Extracted data entries
↓

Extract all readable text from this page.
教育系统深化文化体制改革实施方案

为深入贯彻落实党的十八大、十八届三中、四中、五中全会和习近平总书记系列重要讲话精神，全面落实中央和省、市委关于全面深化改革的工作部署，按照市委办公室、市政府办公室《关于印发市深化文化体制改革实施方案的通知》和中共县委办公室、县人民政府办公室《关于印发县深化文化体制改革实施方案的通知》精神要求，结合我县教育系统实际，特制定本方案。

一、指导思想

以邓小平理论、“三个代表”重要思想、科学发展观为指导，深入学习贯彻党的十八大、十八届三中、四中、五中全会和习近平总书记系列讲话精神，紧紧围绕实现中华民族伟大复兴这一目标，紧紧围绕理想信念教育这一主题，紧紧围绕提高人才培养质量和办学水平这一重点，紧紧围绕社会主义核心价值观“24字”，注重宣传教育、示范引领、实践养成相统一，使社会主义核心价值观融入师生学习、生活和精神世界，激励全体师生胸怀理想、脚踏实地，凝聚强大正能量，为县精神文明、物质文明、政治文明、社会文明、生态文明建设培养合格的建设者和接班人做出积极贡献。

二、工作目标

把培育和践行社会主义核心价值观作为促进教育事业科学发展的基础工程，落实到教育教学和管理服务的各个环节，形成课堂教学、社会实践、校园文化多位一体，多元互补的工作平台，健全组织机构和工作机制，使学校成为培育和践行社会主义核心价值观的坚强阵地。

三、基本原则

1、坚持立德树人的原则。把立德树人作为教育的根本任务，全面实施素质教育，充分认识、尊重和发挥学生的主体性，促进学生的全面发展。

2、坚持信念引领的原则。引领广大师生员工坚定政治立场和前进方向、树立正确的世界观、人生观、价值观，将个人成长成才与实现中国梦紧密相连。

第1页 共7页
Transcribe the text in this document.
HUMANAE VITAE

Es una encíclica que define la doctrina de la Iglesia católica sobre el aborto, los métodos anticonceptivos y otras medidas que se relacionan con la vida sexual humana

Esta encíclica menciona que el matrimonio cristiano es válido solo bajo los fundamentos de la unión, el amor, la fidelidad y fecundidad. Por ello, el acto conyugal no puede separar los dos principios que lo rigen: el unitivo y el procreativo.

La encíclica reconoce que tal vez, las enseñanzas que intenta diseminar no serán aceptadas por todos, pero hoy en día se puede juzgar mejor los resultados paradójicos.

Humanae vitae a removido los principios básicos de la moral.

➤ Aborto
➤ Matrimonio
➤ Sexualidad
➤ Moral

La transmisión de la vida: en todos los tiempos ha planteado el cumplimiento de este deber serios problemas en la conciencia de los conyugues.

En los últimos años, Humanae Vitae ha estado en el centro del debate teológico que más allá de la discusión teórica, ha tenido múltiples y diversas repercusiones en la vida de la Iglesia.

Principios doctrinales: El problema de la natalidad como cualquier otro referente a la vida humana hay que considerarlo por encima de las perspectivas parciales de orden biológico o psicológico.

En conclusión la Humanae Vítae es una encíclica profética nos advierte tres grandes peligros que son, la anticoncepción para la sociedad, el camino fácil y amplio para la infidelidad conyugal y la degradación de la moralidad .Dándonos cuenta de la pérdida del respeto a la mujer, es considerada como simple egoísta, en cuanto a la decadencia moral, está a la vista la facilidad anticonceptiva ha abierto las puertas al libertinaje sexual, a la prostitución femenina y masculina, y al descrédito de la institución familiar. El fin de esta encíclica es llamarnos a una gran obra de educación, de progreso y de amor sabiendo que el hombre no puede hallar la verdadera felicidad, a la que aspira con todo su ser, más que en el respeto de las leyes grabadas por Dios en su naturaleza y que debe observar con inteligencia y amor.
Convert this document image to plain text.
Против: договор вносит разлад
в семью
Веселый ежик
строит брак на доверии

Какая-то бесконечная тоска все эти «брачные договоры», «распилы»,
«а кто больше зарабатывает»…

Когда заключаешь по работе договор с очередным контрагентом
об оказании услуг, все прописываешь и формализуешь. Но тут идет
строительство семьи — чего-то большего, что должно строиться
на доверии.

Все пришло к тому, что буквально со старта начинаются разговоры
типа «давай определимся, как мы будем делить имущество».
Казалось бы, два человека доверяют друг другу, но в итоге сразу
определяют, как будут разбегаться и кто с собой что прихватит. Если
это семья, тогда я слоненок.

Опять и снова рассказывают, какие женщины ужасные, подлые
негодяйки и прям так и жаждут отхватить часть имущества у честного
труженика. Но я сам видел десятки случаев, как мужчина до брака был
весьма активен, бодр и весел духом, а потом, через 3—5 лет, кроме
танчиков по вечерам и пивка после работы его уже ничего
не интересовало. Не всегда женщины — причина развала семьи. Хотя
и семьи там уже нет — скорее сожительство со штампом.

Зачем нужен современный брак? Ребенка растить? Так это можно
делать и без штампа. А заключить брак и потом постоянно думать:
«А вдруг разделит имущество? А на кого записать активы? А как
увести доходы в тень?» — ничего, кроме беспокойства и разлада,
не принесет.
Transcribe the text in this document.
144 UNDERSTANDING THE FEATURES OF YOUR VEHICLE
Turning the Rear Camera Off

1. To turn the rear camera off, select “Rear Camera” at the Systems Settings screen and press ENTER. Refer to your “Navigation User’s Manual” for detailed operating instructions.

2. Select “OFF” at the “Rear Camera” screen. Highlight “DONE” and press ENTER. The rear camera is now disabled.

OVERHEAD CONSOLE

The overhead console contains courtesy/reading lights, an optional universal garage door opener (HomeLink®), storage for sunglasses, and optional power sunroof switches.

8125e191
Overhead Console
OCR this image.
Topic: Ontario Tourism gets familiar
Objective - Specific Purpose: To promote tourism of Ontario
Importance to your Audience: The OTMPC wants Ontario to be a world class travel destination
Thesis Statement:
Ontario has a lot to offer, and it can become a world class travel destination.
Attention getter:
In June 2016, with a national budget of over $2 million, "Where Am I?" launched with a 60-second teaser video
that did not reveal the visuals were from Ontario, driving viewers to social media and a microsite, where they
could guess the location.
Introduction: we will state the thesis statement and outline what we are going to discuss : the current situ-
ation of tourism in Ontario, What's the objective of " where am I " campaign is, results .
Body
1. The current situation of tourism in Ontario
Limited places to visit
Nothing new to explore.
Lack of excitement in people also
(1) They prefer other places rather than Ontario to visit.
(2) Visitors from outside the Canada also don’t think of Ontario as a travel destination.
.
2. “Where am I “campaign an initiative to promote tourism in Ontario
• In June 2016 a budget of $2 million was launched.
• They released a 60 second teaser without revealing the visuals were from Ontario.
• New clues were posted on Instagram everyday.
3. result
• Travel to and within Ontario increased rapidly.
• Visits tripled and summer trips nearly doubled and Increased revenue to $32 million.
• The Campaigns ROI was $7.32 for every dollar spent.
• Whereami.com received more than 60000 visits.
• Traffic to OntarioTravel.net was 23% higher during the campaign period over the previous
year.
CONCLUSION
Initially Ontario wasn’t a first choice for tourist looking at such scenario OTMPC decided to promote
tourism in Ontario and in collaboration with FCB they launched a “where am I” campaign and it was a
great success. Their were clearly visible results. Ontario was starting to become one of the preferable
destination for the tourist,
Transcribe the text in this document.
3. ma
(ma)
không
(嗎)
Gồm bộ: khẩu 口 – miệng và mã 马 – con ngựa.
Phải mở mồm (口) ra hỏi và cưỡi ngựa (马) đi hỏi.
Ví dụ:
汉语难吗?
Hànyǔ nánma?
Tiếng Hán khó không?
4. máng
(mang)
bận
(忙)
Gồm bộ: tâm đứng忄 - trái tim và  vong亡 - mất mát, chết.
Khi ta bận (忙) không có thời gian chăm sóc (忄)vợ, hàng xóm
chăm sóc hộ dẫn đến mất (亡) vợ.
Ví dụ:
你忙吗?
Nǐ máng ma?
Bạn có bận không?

↑

#### Request
Search the data for "places". Copy every line that has it.

#### The answer
Limited places to visit
(1) They prefer other places rather than Ontario to visit.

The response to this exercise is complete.